## Task requirements
Whenever the word "quality" occurs in a line of the material below, that line is counted. Report only the count.

## Dataset
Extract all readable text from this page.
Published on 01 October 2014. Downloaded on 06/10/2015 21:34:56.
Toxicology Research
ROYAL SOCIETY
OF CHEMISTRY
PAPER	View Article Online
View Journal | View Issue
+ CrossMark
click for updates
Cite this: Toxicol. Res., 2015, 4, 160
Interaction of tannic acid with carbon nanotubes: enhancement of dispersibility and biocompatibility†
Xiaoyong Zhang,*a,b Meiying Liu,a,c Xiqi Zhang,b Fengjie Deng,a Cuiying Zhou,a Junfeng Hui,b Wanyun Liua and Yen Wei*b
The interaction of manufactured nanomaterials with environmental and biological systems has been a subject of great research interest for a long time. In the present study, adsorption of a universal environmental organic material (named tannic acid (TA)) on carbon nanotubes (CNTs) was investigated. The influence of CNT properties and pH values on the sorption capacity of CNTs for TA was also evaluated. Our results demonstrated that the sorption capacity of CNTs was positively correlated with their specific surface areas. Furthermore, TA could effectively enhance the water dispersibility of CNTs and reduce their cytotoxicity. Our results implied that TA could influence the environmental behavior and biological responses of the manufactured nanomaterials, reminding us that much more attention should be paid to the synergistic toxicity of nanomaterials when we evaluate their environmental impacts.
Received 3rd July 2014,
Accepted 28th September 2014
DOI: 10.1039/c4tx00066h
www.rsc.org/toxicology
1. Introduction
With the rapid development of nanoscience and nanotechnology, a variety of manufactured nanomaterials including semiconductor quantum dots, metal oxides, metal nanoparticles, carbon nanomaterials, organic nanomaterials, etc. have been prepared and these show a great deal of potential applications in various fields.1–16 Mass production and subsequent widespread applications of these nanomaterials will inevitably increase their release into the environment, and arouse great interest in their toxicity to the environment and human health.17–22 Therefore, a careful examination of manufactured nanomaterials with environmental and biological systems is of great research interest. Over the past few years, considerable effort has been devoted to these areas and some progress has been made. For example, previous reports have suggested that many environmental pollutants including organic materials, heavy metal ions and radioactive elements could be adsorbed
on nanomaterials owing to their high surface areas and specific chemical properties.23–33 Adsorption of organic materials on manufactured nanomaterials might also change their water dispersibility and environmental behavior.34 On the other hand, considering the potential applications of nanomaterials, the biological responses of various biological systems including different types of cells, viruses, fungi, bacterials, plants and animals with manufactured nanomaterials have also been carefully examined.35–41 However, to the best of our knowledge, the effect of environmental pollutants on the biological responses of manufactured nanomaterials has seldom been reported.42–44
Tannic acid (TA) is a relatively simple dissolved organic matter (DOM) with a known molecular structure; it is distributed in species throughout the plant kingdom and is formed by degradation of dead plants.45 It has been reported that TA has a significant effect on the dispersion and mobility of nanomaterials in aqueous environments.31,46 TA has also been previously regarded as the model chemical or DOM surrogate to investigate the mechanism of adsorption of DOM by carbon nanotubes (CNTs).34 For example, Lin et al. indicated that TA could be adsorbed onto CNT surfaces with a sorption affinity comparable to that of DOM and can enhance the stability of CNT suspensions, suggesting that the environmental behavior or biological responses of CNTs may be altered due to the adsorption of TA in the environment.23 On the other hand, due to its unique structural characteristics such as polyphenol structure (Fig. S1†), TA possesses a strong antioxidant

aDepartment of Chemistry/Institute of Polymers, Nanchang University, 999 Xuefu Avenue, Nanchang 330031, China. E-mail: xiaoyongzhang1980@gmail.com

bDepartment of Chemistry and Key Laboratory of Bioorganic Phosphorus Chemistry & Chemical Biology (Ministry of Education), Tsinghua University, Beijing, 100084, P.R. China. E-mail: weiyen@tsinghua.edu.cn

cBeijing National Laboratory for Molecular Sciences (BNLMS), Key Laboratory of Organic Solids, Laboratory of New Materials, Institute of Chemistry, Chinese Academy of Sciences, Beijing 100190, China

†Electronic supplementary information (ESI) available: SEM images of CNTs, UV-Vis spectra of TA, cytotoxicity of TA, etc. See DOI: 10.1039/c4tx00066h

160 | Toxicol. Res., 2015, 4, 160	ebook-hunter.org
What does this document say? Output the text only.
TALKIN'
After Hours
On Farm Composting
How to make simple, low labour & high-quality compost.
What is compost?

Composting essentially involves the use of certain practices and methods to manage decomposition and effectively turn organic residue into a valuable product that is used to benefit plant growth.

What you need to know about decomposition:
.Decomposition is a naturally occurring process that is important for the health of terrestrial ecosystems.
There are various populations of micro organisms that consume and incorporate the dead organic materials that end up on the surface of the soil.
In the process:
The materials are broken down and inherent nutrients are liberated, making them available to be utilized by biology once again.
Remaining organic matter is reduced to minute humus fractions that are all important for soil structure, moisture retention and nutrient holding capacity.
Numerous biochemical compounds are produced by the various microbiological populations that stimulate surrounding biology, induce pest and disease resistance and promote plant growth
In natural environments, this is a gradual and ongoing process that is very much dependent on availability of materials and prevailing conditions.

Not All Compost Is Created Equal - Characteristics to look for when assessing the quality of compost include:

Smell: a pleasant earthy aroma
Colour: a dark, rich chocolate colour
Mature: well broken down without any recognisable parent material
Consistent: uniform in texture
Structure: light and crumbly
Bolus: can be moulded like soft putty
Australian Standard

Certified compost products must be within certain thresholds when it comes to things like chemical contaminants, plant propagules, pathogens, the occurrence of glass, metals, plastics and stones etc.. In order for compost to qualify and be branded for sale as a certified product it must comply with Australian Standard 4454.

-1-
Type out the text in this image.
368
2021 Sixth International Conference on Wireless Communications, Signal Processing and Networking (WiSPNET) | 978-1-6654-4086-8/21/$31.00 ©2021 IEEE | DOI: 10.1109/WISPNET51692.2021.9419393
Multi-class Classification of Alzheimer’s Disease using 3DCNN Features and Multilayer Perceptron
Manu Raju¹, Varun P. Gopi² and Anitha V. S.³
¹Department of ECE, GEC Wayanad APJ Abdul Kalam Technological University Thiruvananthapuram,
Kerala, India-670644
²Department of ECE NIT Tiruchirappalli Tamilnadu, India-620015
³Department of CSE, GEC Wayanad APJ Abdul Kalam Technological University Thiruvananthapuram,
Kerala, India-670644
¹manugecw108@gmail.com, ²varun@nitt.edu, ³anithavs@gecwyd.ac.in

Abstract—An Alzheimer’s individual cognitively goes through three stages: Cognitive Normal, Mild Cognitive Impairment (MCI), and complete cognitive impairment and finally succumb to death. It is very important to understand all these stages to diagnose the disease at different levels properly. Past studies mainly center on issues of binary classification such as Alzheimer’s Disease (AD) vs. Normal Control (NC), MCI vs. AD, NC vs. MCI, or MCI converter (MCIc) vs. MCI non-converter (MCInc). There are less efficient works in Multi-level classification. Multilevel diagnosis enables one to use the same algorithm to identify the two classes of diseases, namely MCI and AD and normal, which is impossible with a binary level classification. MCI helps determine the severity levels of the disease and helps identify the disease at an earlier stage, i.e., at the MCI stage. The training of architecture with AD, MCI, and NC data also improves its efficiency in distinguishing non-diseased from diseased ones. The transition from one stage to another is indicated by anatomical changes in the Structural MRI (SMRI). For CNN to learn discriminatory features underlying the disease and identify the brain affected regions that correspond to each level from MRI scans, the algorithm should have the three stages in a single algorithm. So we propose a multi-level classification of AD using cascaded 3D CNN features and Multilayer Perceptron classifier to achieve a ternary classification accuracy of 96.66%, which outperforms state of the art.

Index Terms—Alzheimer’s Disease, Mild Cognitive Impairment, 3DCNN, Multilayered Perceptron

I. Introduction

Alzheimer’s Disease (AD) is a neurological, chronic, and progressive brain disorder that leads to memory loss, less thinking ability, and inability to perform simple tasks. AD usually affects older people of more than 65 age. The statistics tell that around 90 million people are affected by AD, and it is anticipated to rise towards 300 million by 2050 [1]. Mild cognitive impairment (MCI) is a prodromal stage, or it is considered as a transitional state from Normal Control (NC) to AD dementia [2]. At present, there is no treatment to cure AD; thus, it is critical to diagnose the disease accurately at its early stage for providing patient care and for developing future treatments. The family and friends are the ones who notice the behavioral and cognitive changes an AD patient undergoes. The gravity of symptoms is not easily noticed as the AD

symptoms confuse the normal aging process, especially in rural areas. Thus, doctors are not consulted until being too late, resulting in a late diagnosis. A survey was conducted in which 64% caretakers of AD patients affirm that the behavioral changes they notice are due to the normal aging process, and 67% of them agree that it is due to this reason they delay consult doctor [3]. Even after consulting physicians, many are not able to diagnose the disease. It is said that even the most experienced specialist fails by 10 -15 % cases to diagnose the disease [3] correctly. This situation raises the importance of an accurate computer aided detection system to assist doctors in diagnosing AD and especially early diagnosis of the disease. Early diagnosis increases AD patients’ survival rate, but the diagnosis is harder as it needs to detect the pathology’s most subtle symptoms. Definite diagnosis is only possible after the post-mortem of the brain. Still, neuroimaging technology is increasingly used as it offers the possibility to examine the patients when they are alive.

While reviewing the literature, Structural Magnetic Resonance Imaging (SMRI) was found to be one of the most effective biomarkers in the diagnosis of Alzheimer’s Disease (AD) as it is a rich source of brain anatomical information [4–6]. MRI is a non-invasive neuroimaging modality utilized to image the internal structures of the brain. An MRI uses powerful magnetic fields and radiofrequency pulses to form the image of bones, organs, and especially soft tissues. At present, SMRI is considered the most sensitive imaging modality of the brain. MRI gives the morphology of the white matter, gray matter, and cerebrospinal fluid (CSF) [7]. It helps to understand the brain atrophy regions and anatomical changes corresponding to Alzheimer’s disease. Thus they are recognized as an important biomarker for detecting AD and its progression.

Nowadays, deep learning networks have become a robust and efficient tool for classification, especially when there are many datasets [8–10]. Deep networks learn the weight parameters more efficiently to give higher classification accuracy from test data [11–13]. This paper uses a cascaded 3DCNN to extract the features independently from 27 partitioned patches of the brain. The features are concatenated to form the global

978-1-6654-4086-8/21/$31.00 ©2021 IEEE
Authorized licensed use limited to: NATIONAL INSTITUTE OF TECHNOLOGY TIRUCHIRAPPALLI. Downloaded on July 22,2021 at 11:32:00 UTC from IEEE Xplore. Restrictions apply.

## Expected output
2